> [GOAL] All the entries need to be quoted exactly, apart from the pictures, which you should drop.

** START **

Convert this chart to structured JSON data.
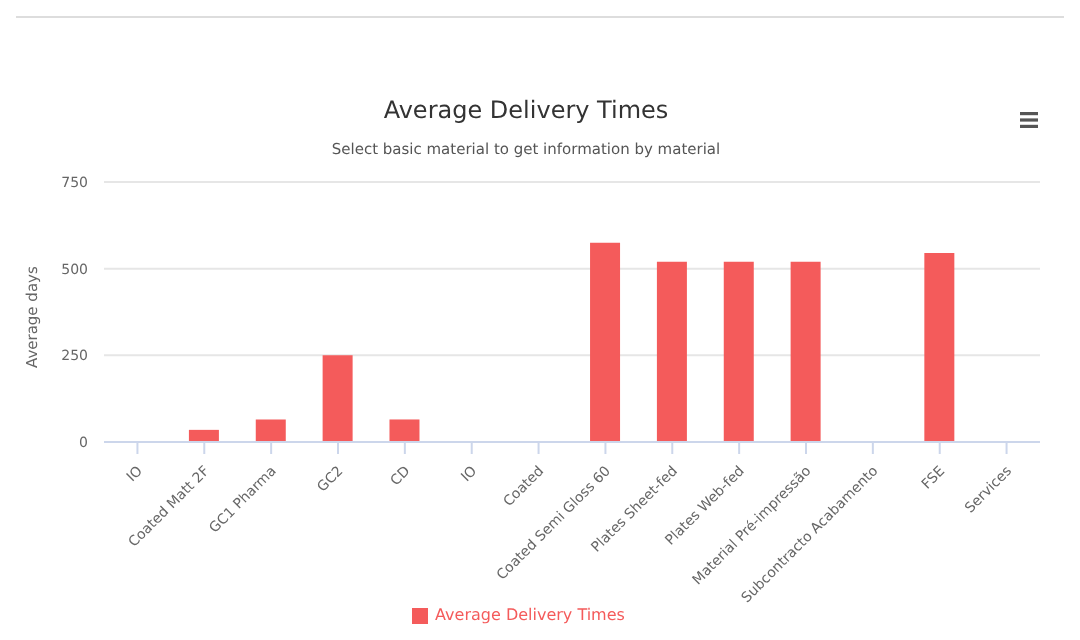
{
  "chart_data": {
    "type": "bar",
    "title": "Average Delivery Times",
    "subtitle": "Select basic material to get information by material",
    "ylabel": "Average days",
    "categories": [
      "IO",
      "Coated Matt 2F",
      "GC1 Pharma",
      "GC2",
      "CD",
      "IO",
      "Coated",
      "Coated Semi Gloss 60",
      "Plates Sheet-fed",
      "Plates Web-fed",
      "Material Pré-impressão",
      "Subcontracto Acabamento",
      "FSE",
      "Services"
    ],
    "series": [
      {
        "name": "Average Delivery Times",
        "color": "#f45b5b",
        "values": [
          0,
          35,
          65,
          250,
          65,
          0,
          0,
          575,
          520,
          520,
          520,
          0,
          545,
          0
        ]
      }
    ],
    "ylim": [
      0,
      750
    ],
    "yticks": [
      0,
      250,
      500,
      750
    ],
    "grid": "y",
    "legend": "bottom"
  }
}
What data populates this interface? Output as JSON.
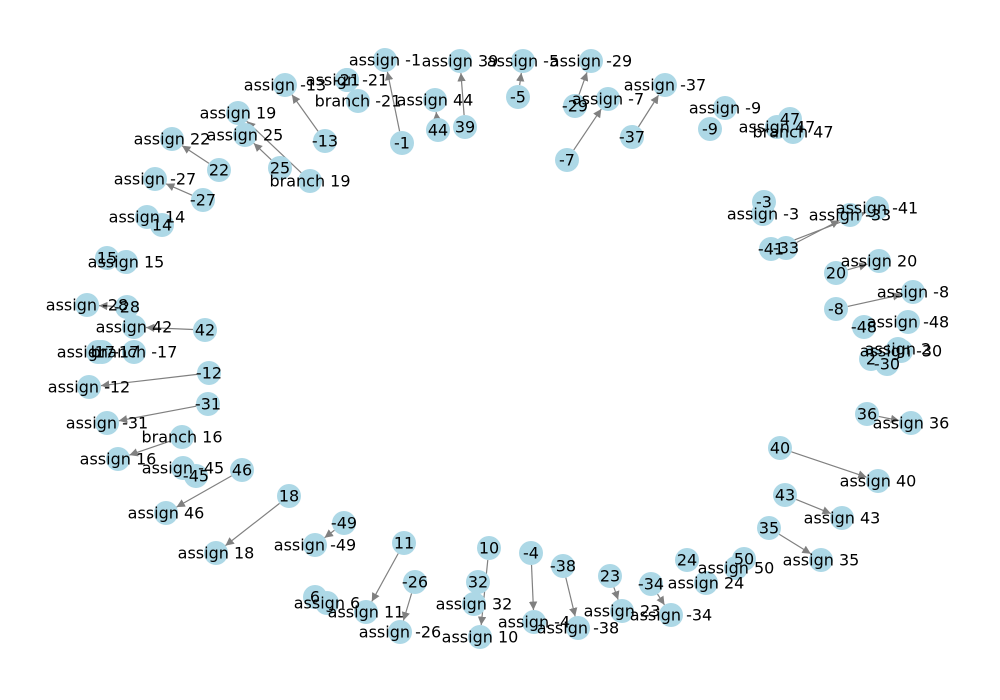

** END **

> [RESPONSE FOR THIS EXERCISE]
Convert this chart to structured JSON data.
{
  "chart_data": {
    "type": "bar",
    "title": "Average Delivery Times",
    "subtitle": "Select basic material to get information by material",
    "ylabel": "Average days",
    "categories": [
      "IO",
      "Coated Matt 2F",
      "GC1 Pharma",
      "GC2",
      "CD",
      "IO",
      "Coated",
      "Coated Semi Gloss 60",
      "Plates Sheet-fed",
      "Plates Web-fed",
      "Material Pré-impressão",
      "Subcontracto Acabamento",
      "FSE",
      "Services"
    ],
    "series": [
      {
        "name": "Average Delivery Times",
        "color": "#f45b5b",
        "values": [
          0,
          35,
          65,
          250,
          65,
          0,
          0,
          575,
          520,
          520,
          520,
          0,
          545,
          0
        ]
      }
    ],
    "ylim": [
      0,
      750
    ],
    "yticks": [
      0,
      250,
      500,
      750
    ],
    "grid": "y",
    "legend": "bottom"
  }
}
What data populates this interface? Output as JSON.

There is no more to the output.